* [CHALLENGE]: Repeat, exactly and in full, the lines of the listing below, but without any pictures.

-=-=-

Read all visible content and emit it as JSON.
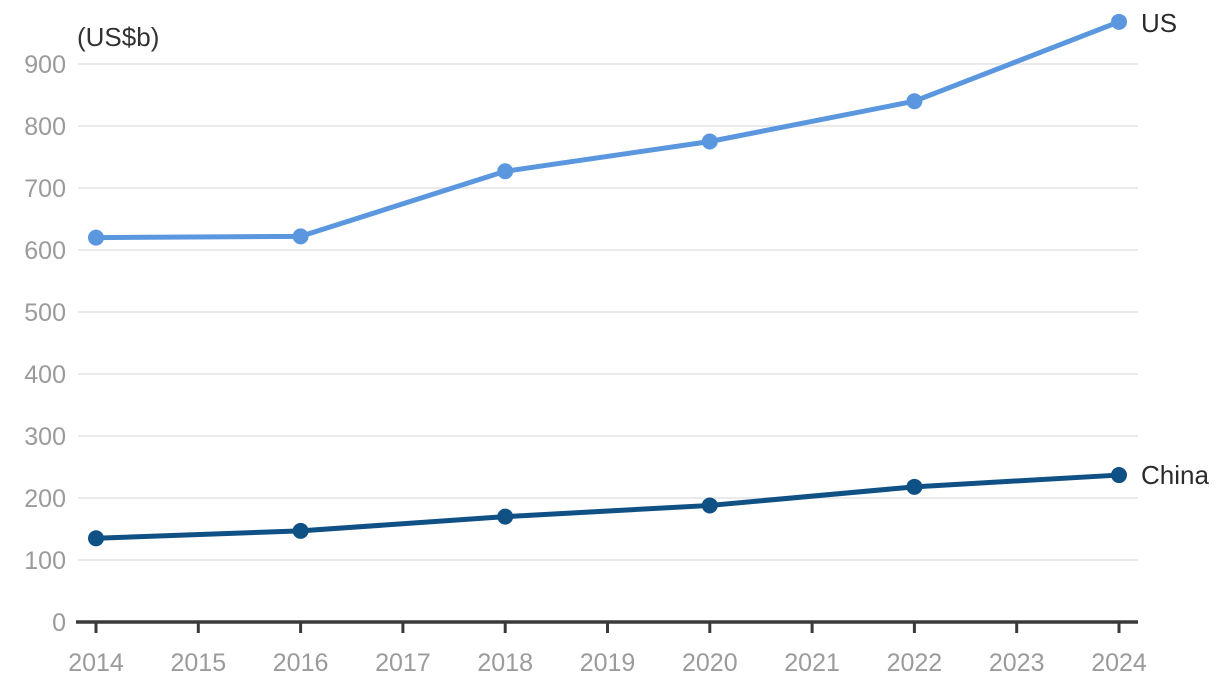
{
  "chart_data": {
    "type": "line",
    "title": "",
    "unit_label": "(US$b)",
    "xlabel": "",
    "ylabel": "(US$b)",
    "x_ticks": [
      2014,
      2015,
      2016,
      2017,
      2018,
      2019,
      2020,
      2021,
      2022,
      2023,
      2024
    ],
    "y_ticks": [
      0,
      100,
      200,
      300,
      400,
      500,
      600,
      700,
      800,
      900
    ],
    "ylim": [
      0,
      1000
    ],
    "grid": "horizontal-only",
    "legend_position": "right-end-of-lines",
    "x": [
      2014,
      2016,
      2018,
      2020,
      2022,
      2024
    ],
    "series": [
      {
        "name": "US",
        "color": "#5B97DF",
        "values": [
          620,
          622,
          727,
          775,
          840,
          968
        ]
      },
      {
        "name": "China",
        "color": "#0F5085",
        "values": [
          135,
          147,
          170,
          188,
          218,
          237
        ]
      }
    ],
    "colors": {
      "background": "#FFFFFF",
      "gridline": "#EAEAEA",
      "axis_line": "#3A3A3A",
      "tick_label": "#9B9B9B",
      "unit_label": "#333333",
      "series_label": "#2B2B2B"
    }
  }
}
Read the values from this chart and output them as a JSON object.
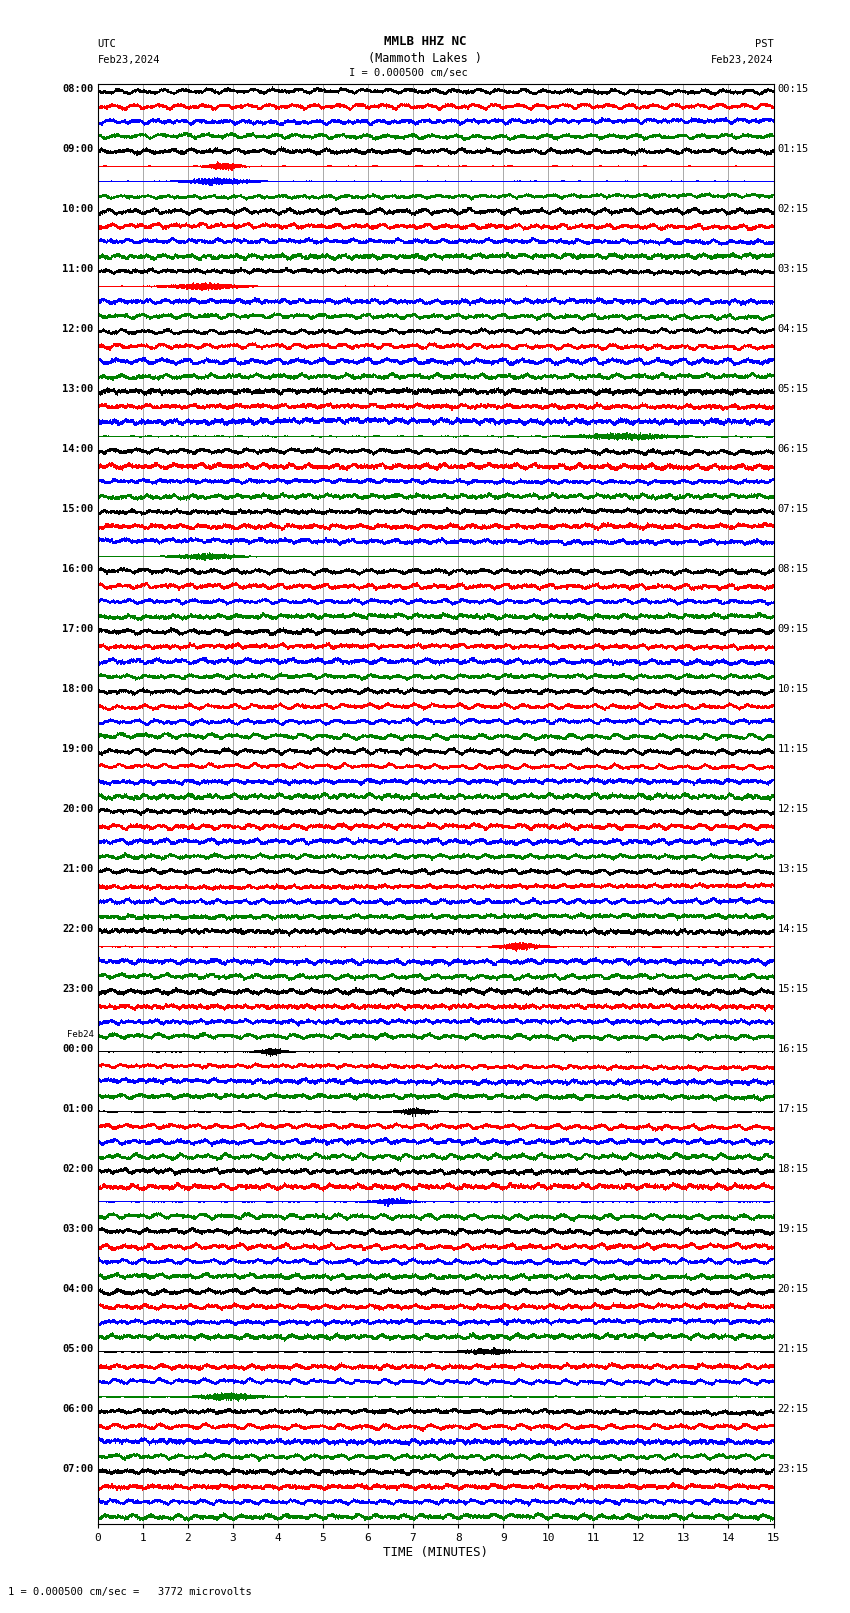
{
  "title_line1": "MMLB HHZ NC",
  "title_line2": "(Mammoth Lakes )",
  "title_line3": "I = 0.000500 cm/sec",
  "left_header_line1": "UTC",
  "left_header_line2": "Feb23,2024",
  "right_header_line1": "PST",
  "right_header_line2": "Feb23,2024",
  "xlabel": "TIME (MINUTES)",
  "footer": "1 = 0.000500 cm/sec =   3772 microvolts",
  "utc_labels": [
    "08:00",
    "09:00",
    "10:00",
    "11:00",
    "12:00",
    "13:00",
    "14:00",
    "15:00",
    "16:00",
    "17:00",
    "18:00",
    "19:00",
    "20:00",
    "21:00",
    "22:00",
    "23:00",
    "Feb24\n00:00",
    "01:00",
    "02:00",
    "03:00",
    "04:00",
    "05:00",
    "06:00",
    "07:00"
  ],
  "pst_labels": [
    "00:15",
    "01:15",
    "02:15",
    "03:15",
    "04:15",
    "05:15",
    "06:15",
    "07:15",
    "08:15",
    "09:15",
    "10:15",
    "11:15",
    "12:15",
    "13:15",
    "14:15",
    "15:15",
    "16:15",
    "17:15",
    "18:15",
    "19:15",
    "20:15",
    "21:15",
    "22:15",
    "23:15"
  ],
  "num_rows": 24,
  "traces_per_row": 4,
  "trace_colors": [
    "black",
    "red",
    "blue",
    "green"
  ],
  "bg_color": "white",
  "grid_color": "#888888",
  "xmin": 0,
  "xmax": 15,
  "xticks": [
    0,
    1,
    2,
    3,
    4,
    5,
    6,
    7,
    8,
    9,
    10,
    11,
    12,
    13,
    14,
    15
  ],
  "figure_width": 8.5,
  "figure_height": 16.13,
  "dpi": 100
}
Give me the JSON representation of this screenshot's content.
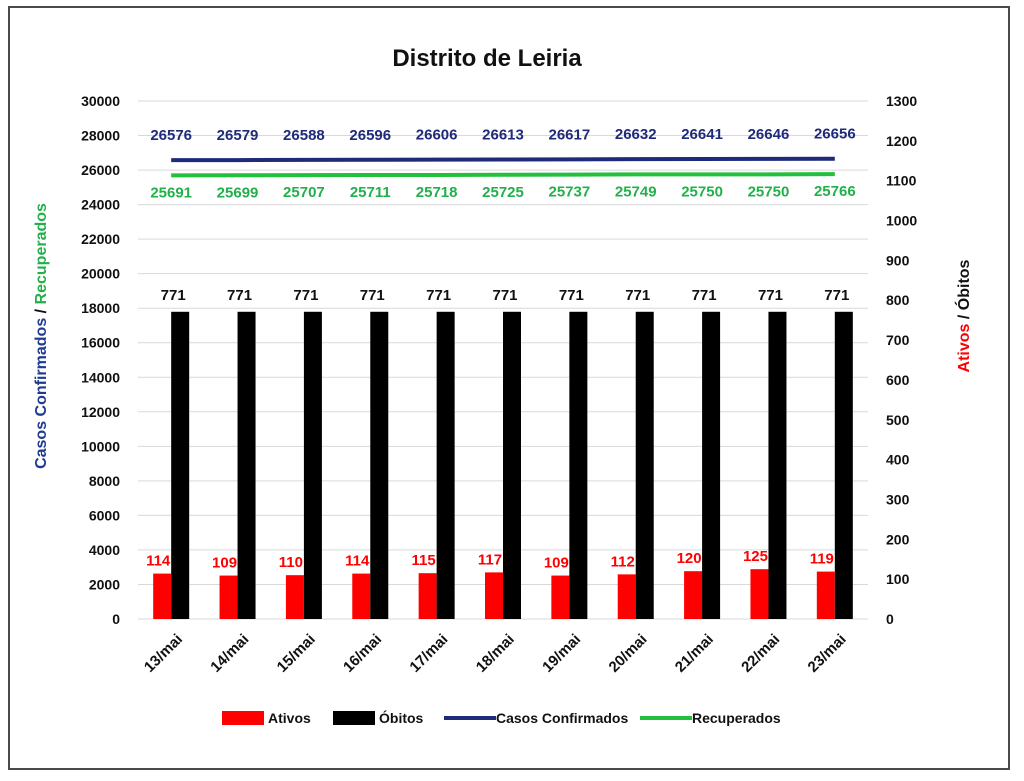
{
  "chart_data": {
    "type": "bar",
    "title": "Distrito de Leiria",
    "categories": [
      "13/mai",
      "14/mai",
      "15/mai",
      "16/mai",
      "17/mai",
      "18/mai",
      "19/mai",
      "20/mai",
      "21/mai",
      "22/mai",
      "23/mai"
    ],
    "y_left": {
      "label_part1": "Casos Confirmados",
      "label_sep": " / ",
      "label_part2": "Recuperados",
      "label_part1_color": "#1f3a93",
      "label_part2_color": "#22b04b",
      "ylim": [
        0,
        30000
      ],
      "ticks": [
        "0",
        "2000",
        "4000",
        "6000",
        "8000",
        "10000",
        "12000",
        "14000",
        "16000",
        "18000",
        "20000",
        "22000",
        "24000",
        "26000",
        "28000",
        "30000"
      ]
    },
    "y_right": {
      "label_part1": "Ativos",
      "label_sep": " / ",
      "label_part2": "Óbitos",
      "label_part1_color": "#ff0000",
      "label_part2_color": "#111111",
      "ylim": [
        0,
        1300
      ],
      "ticks": [
        "0",
        "100",
        "200",
        "300",
        "400",
        "500",
        "600",
        "700",
        "800",
        "900",
        "1000",
        "1100",
        "1200",
        "1300"
      ]
    },
    "series": [
      {
        "name": "Ativos",
        "type": "bar",
        "axis": "right",
        "color": "#ff0000",
        "label_color": "#ff0000",
        "values": [
          114,
          109,
          110,
          114,
          115,
          117,
          109,
          112,
          120,
          125,
          119
        ]
      },
      {
        "name": "Óbitos",
        "type": "bar",
        "axis": "right",
        "color": "#000000",
        "label_color": "#111111",
        "values": [
          771,
          771,
          771,
          771,
          771,
          771,
          771,
          771,
          771,
          771,
          771
        ]
      },
      {
        "name": "Casos Confirmados",
        "type": "line",
        "axis": "left",
        "color": "#1f2a7a",
        "label_color": "#1f2a7a",
        "values": [
          26576,
          26579,
          26588,
          26596,
          26606,
          26613,
          26617,
          26632,
          26641,
          26646,
          26656
        ]
      },
      {
        "name": "Recuperados",
        "type": "line",
        "axis": "left",
        "color": "#22c03c",
        "label_color": "#22b04b",
        "values": [
          25691,
          25699,
          25707,
          25711,
          25718,
          25725,
          25737,
          25749,
          25750,
          25750,
          25766
        ]
      }
    ],
    "grid": true,
    "legend": "bottom"
  }
}
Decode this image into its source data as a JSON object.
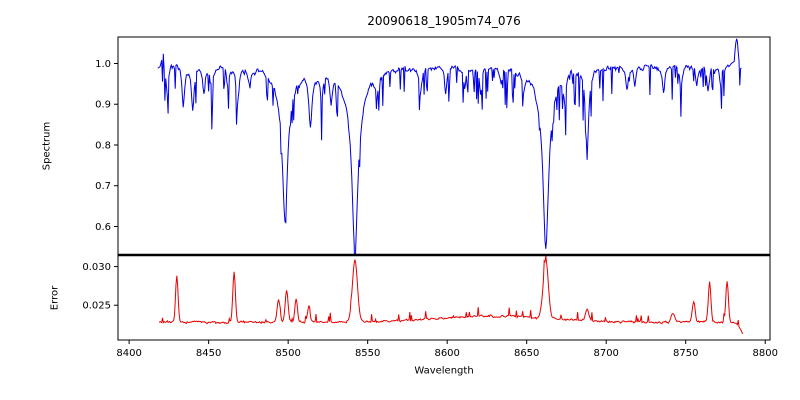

-=-=-

* [SOLUTION FOR THIS PROBLEM]:
Read all visible content and emit it as JSON.
{
  "chart_data": {
    "type": "line",
    "title": "",
    "unit_label": "(US$b)",
    "xlabel": "",
    "ylabel": "(US$b)",
    "x_ticks": [
      2014,
      2015,
      2016,
      2017,
      2018,
      2019,
      2020,
      2021,
      2022,
      2023,
      2024
    ],
    "y_ticks": [
      0,
      100,
      200,
      300,
      400,
      500,
      600,
      700,
      800,
      900
    ],
    "ylim": [
      0,
      1000
    ],
    "grid": "horizontal-only",
    "legend_position": "right-end-of-lines",
    "x": [
      2014,
      2016,
      2018,
      2020,
      2022,
      2024
    ],
    "series": [
      {
        "name": "US",
        "color": "#5B97DF",
        "values": [
          620,
          622,
          727,
          775,
          840,
          968
        ]
      },
      {
        "name": "China",
        "color": "#0F5085",
        "values": [
          135,
          147,
          170,
          188,
          218,
          237
        ]
      }
    ],
    "colors": {
      "background": "#FFFFFF",
      "gridline": "#EAEAEA",
      "axis_line": "#3A3A3A",
      "tick_label": "#9B9B9B",
      "unit_label": "#333333",
      "series_label": "#2B2B2B"
    }
  }
}
Read the values from this chart and output them as a JSON object.
{
  "title_line1": "MMLB HHZ NC",
  "title_line2": "(Mammoth Lakes )",
  "title_line3": "I = 0.000500 cm/sec",
  "left_header_line1": "UTC",
  "left_header_line2": "Feb23,2024",
  "right_header_line1": "PST",
  "right_header_line2": "Feb23,2024",
  "xlabel": "TIME (MINUTES)",
  "footer": "1 = 0.000500 cm/sec =   3772 microvolts",
  "utc_labels": [
    "08:00",
    "09:00",
    "10:00",
    "11:00",
    "12:00",
    "13:00",
    "14:00",
    "15:00",
    "16:00",
    "17:00",
    "18:00",
    "19:00",
    "20:00",
    "21:00",
    "22:00",
    "23:00",
    "Feb24\n00:00",
    "01:00",
    "02:00",
    "03:00",
    "04:00",
    "05:00",
    "06:00",
    "07:00"
  ],
  "pst_labels": [
    "00:15",
    "01:15",
    "02:15",
    "03:15",
    "04:15",
    "05:15",
    "06:15",
    "07:15",
    "08:15",
    "09:15",
    "10:15",
    "11:15",
    "12:15",
    "13:15",
    "14:15",
    "15:15",
    "16:15",
    "17:15",
    "18:15",
    "19:15",
    "20:15",
    "21:15",
    "22:15",
    "23:15"
  ],
  "num_rows": 24,
  "traces_per_row": 4,
  "trace_colors": [
    "black",
    "red",
    "blue",
    "green"
  ],
  "bg_color": "white",
  "grid_color": "#888888",
  "xmin": 0,
  "xmax": 15,
  "xticks": [
    0,
    1,
    2,
    3,
    4,
    5,
    6,
    7,
    8,
    9,
    10,
    11,
    12,
    13,
    14,
    15
  ],
  "figure_width": 8.5,
  "figure_height": 16.13,
  "dpi": 100
}
Give me the JSON representation of this screenshot's content.
{
  "chart_data": {
    "type": "bar",
    "title": "Distrito de Leiria",
    "categories": [
      "13/mai",
      "14/mai",
      "15/mai",
      "16/mai",
      "17/mai",
      "18/mai",
      "19/mai",
      "20/mai",
      "21/mai",
      "22/mai",
      "23/mai"
    ],
    "y_left": {
      "label_part1": "Casos Confirmados",
      "label_sep": " / ",
      "label_part2": "Recuperados",
      "label_part1_color": "#1f3a93",
      "label_part2_color": "#22b04b",
      "ylim": [
        0,
        30000
      ],
      "ticks": [
        "0",
        "2000",
        "4000",
        "6000",
        "8000",
        "10000",
        "12000",
        "14000",
        "16000",
        "18000",
        "20000",
        "22000",
        "24000",
        "26000",
        "28000",
        "30000"
      ]
    },
    "y_right": {
      "label_part1": "Ativos",
      "label_sep": " / ",
      "label_part2": "Óbitos",
      "label_part1_color": "#ff0000",
      "label_part2_color": "#111111",
      "ylim": [
        0,
        1300
      ],
      "ticks": [
        "0",
        "100",
        "200",
        "300",
        "400",
        "500",
        "600",
        "700",
        "800",
        "900",
        "1000",
        "1100",
        "1200",
        "1300"
      ]
    },
    "series": [
      {
        "name": "Ativos",
        "type": "bar",
        "axis": "right",
        "color": "#ff0000",
        "label_color": "#ff0000",
        "values": [
          114,
          109,
          110,
          114,
          115,
          117,
          109,
          112,
          120,
          125,
          119
        ]
      },
      {
        "name": "Óbitos",
        "type": "bar",
        "axis": "right",
        "color": "#000000",
        "label_color": "#111111",
        "values": [
          771,
          771,
          771,
          771,
          771,
          771,
          771,
          771,
          771,
          771,
          771
        ]
      },
      {
        "name": "Casos Confirmados",
        "type": "line",
        "axis": "left",
        "color": "#1f2a7a",
        "label_color": "#1f2a7a",
        "values": [
          26576,
          26579,
          26588,
          26596,
          26606,
          26613,
          26617,
          26632,
          26641,
          26646,
          26656
        ]
      },
      {
        "name": "Recuperados",
        "type": "line",
        "axis": "left",
        "color": "#22c03c",
        "label_color": "#22b04b",
        "values": [
          25691,
          25699,
          25707,
          25711,
          25718,
          25725,
          25737,
          25749,
          25750,
          25750,
          25766
        ]
      }
    ],
    "grid": true,
    "legend": "bottom"
  }
}
Decode this image into its source data as a JSON object.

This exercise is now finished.